* _DIRECTIVE_
Below are records to transcribe exactly, without their pictures.

* _STORED ROWS_
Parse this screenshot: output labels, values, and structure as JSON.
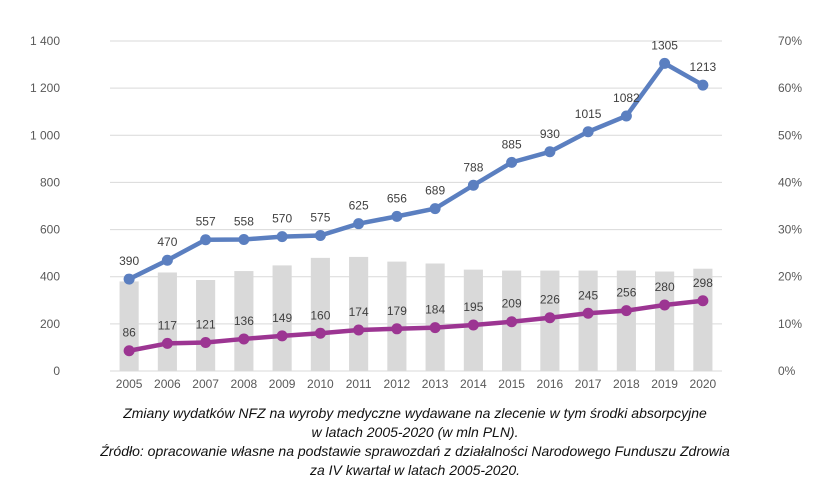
{
  "chart_data": {
    "type": "bar+line",
    "categories": [
      "2005",
      "2006",
      "2007",
      "2008",
      "2009",
      "2010",
      "2011",
      "2012",
      "2013",
      "2014",
      "2015",
      "2016",
      "2017",
      "2018",
      "2019",
      "2020"
    ],
    "series": [
      {
        "axis": "right",
        "kind": "bar",
        "color": "#d9d9d9",
        "values": [
          0.19,
          0.209,
          0.193,
          0.212,
          0.224,
          0.24,
          0.242,
          0.232,
          0.228,
          0.215,
          0.213,
          0.213,
          0.213,
          0.213,
          0.211,
          0.217
        ]
      },
      {
        "axis": "left",
        "kind": "line",
        "color": "#5b7fc0",
        "values": [
          390,
          470,
          557,
          558,
          570,
          575,
          625,
          656,
          689,
          788,
          885,
          930,
          1015,
          1082,
          1305,
          1213
        ],
        "labels": [
          "390",
          "470",
          "557",
          "558",
          "570",
          "575",
          "625",
          "656",
          "689",
          "788",
          "885",
          "930",
          "1015",
          "1082",
          "1305",
          "1213"
        ]
      },
      {
        "axis": "left",
        "kind": "line",
        "color": "#9c3592",
        "values": [
          86,
          117,
          121,
          136,
          149,
          160,
          174,
          179,
          184,
          195,
          209,
          226,
          245,
          256,
          280,
          298
        ],
        "labels": [
          "86",
          "117",
          "121",
          "136",
          "149",
          "160",
          "174",
          "179",
          "184",
          "195",
          "209",
          "226",
          "245",
          "256",
          "280",
          "298"
        ]
      }
    ],
    "ylim": [
      0,
      1400
    ],
    "yticks": [
      "0",
      "200",
      "400",
      "600",
      "800",
      "1 000",
      "1 200",
      "1 400"
    ],
    "y2lim": [
      0,
      0.7
    ],
    "y2ticks": [
      "0%",
      "10%",
      "20%",
      "30%",
      "40%",
      "50%",
      "60%",
      "70%"
    ],
    "grid": true,
    "gridColor": "#d9d9d9"
  },
  "caption": {
    "line1": "Zmiany wydatków NFZ na wyroby medyczne wydawane na zlecenie w tym środki absorpcyjne",
    "line2": "w latach 2005-2020 (w mln PLN).",
    "line3": "Źródło: opracowanie własne na podstawie sprawozdań z działalności Narodowego Funduszu Zdrowia",
    "line4": "za IV kwartał w latach 2005-2020."
  }
}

* _TASK RESULT_
Parse this screenshot: output labels, values, and structure as JSON.
{
  "chart_data": {
    "type": "bar+line",
    "categories": [
      "2005",
      "2006",
      "2007",
      "2008",
      "2009",
      "2010",
      "2011",
      "2012",
      "2013",
      "2014",
      "2015",
      "2016",
      "2017",
      "2018",
      "2019",
      "2020"
    ],
    "series": [
      {
        "axis": "right",
        "kind": "bar",
        "color": "#d9d9d9",
        "values": [
          0.19,
          0.209,
          0.193,
          0.212,
          0.224,
          0.24,
          0.242,
          0.232,
          0.228,
          0.215,
          0.213,
          0.213,
          0.213,
          0.213,
          0.211,
          0.217
        ]
      },
      {
        "axis": "left",
        "kind": "line",
        "color": "#5b7fc0",
        "values": [
          390,
          470,
          557,
          558,
          570,
          575,
          625,
          656,
          689,
          788,
          885,
          930,
          1015,
          1082,
          1305,
          1213
        ],
        "labels": [
          "390",
          "470",
          "557",
          "558",
          "570",
          "575",
          "625",
          "656",
          "689",
          "788",
          "885",
          "930",
          "1015",
          "1082",
          "1305",
          "1213"
        ]
      },
      {
        "axis": "left",
        "kind": "line",
        "color": "#9c3592",
        "values": [
          86,
          117,
          121,
          136,
          149,
          160,
          174,
          179,
          184,
          195,
          209,
          226,
          245,
          256,
          280,
          298
        ],
        "labels": [
          "86",
          "117",
          "121",
          "136",
          "149",
          "160",
          "174",
          "179",
          "184",
          "195",
          "209",
          "226",
          "245",
          "256",
          "280",
          "298"
        ]
      }
    ],
    "ylim": [
      0,
      1400
    ],
    "yticks": [
      "0",
      "200",
      "400",
      "600",
      "800",
      "1 000",
      "1 200",
      "1 400"
    ],
    "y2lim": [
      0,
      0.7
    ],
    "y2ticks": [
      "0%",
      "10%",
      "20%",
      "30%",
      "40%",
      "50%",
      "60%",
      "70%"
    ],
    "grid": true,
    "gridColor": "#d9d9d9"
  },
  "caption": {
    "line1": "Zmiany wydatków NFZ na wyroby medyczne wydawane na zlecenie w tym środki absorpcyjne",
    "line2": "w latach 2005-2020 (w mln PLN).",
    "line3": "Źródło: opracowanie własne na podstawie sprawozdań z działalności Narodowego Funduszu Zdrowia",
    "line4": "za IV kwartał w latach 2005-2020."
  }
}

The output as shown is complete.